> _Goal of the exercise_:
Identify the lines that contain the word "being", then copy them.

━━━ Task data ━━━

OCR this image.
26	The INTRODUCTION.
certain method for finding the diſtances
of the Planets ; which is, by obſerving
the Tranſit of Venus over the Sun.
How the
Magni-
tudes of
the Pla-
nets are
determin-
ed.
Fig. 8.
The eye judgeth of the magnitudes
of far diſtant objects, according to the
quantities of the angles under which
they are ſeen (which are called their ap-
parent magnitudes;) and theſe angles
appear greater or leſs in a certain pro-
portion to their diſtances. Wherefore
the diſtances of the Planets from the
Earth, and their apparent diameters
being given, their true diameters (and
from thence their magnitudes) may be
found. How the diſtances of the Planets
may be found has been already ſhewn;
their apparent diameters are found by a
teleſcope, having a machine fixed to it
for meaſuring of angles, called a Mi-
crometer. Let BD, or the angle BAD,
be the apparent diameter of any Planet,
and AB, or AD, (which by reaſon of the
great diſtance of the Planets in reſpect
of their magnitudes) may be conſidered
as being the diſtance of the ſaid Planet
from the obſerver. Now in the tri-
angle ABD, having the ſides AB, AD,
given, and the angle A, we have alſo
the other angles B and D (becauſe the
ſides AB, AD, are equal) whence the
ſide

━━━

> _Solution to this task_:
being given, their true diameters (and
as being the diſtance of the ſaid Planet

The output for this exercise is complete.